##### Given data #####
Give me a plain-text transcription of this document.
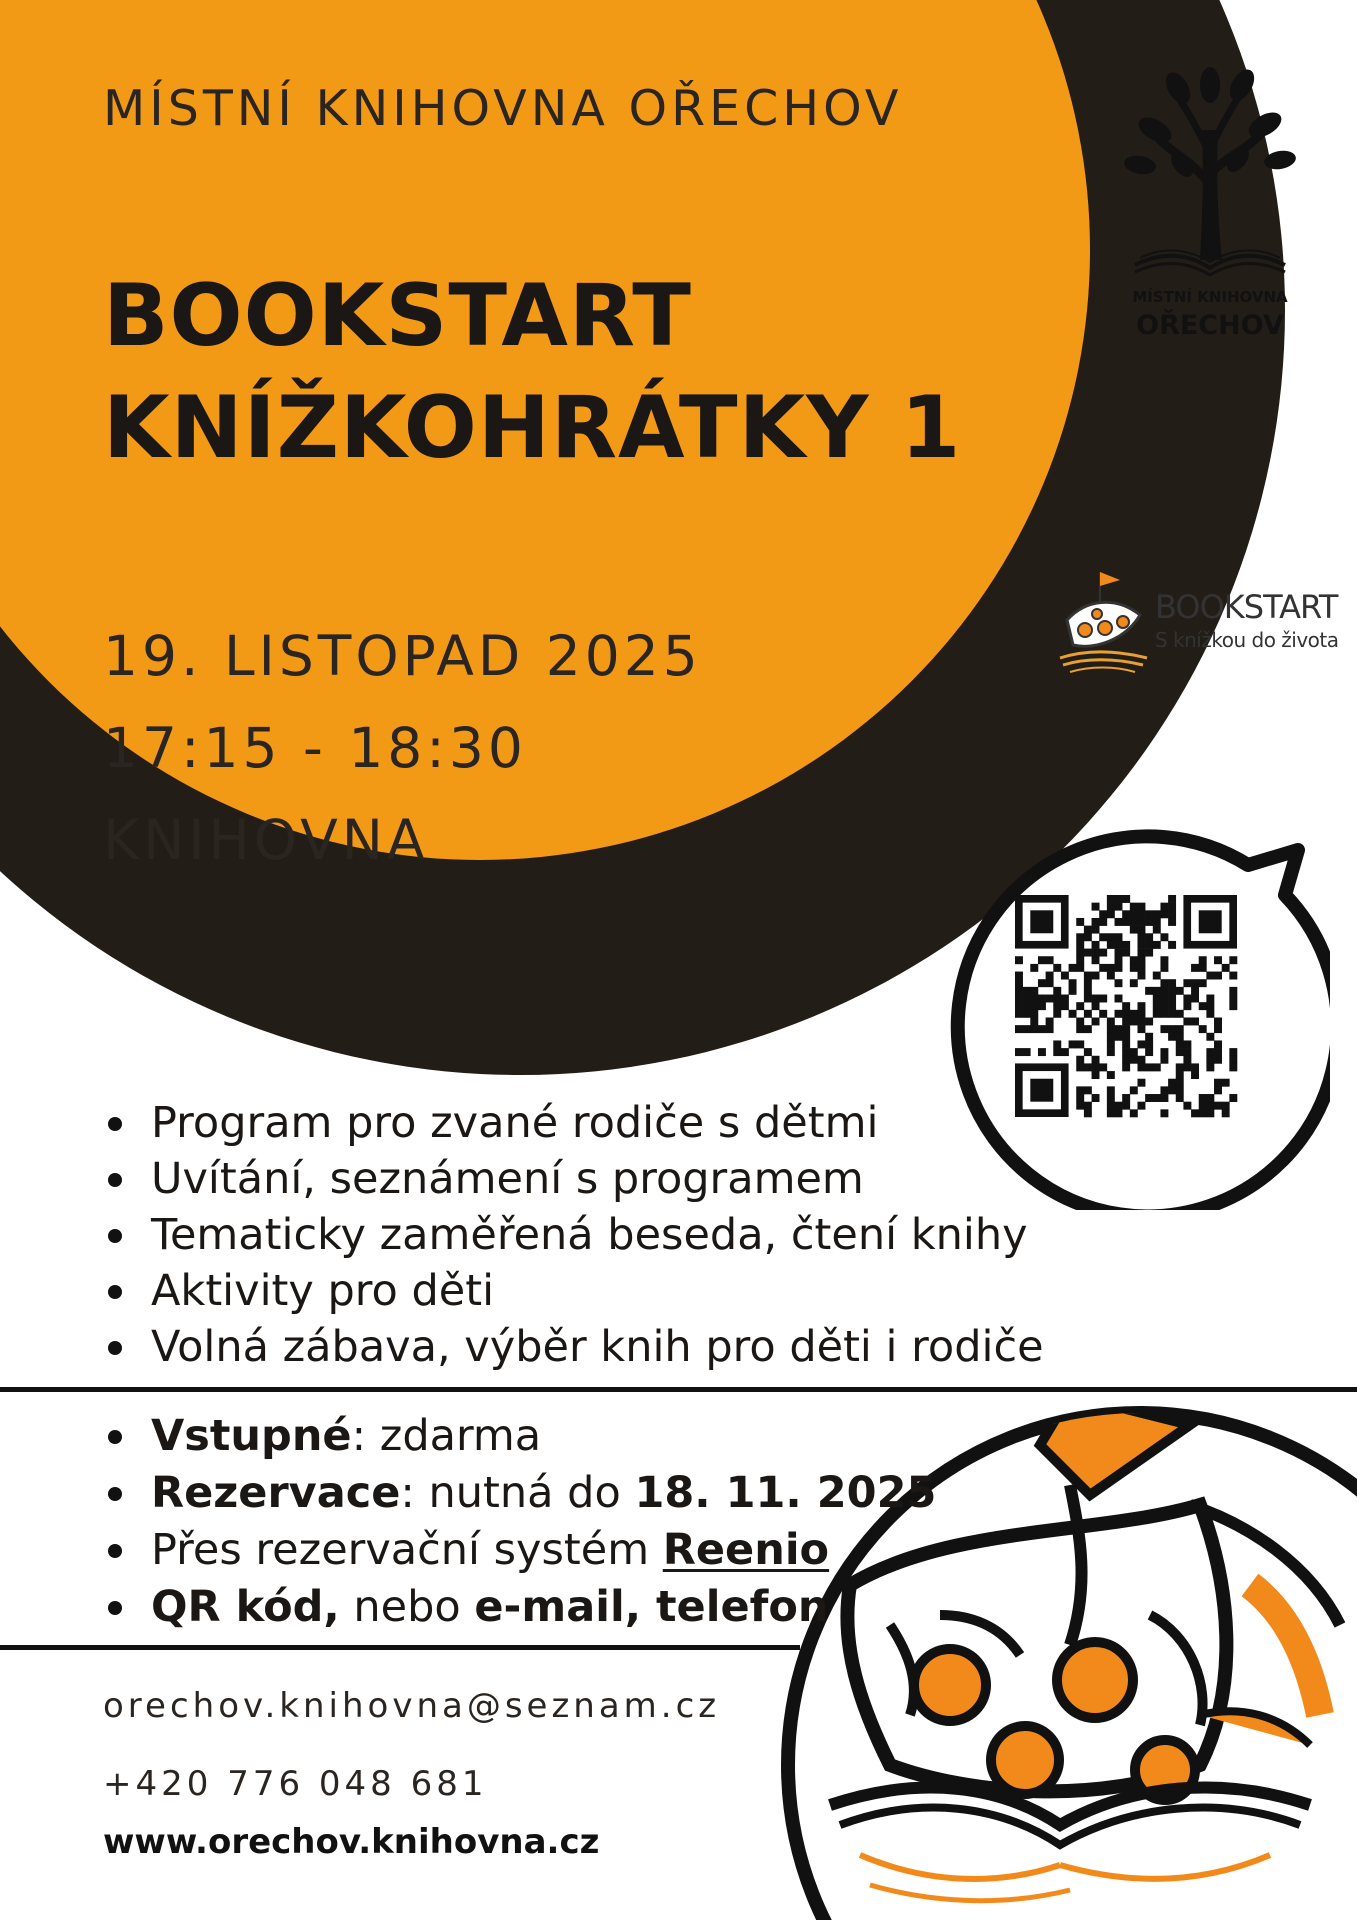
MÍSTNÍ KNIHOVNA OŘECHOV
BOOKSTART
KNÍŽKOHRÁTKY 1
19. LISTOPAD 2025
17:15 - 18:30
KNIHOVNA
MÍSTNÍ KNIHOVNA
OŘECHOV
BOOKSTART
S knížkou do života
Program pro zvané rodiče s dětmi
Uvítání, seznámení s programem
Tematicky zaměřená beseda, čtení knihy
Aktivity pro děti
Volná zábava, výběr knih pro děti i rodiče
Vstupné: zdarma
Rezervace: nutná do 18. 11. 2025
Přes rezervační systém Reenio
QR kód, nebo e-mail, telefon
orechov.knihovna@seznam.cz
+420 776 048 681
www.orechov.knihovna.cz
#####
*To do:* Leaving all pictures aside, quote each record exactly.

*Task output:*
Give me a plain-text transcription of this document.
MÍSTNÍ KNIHOVNA OŘECHOV
BOOKSTART
KNÍŽKOHRÁTKY 1
19. LISTOPAD 2025
17:15 - 18:30
KNIHOVNA
MÍSTNÍ KNIHOVNA
OŘECHOV
BOOKSTART
S knížkou do života
Program pro zvané rodiče s dětmi
Uvítání, seznámení s programem
Tematicky zaměřená beseda, čtení knihy
Aktivity pro děti
Volná zábava, výběr knih pro děti i rodiče
Vstupné: zdarma
Rezervace: nutná do 18. 11. 2025
Přes rezervační systém Reenio
QR kód, nebo e-mail, telefon
orechov.knihovna@seznam.cz
+420 776 048 681
www.orechov.knihovna.cz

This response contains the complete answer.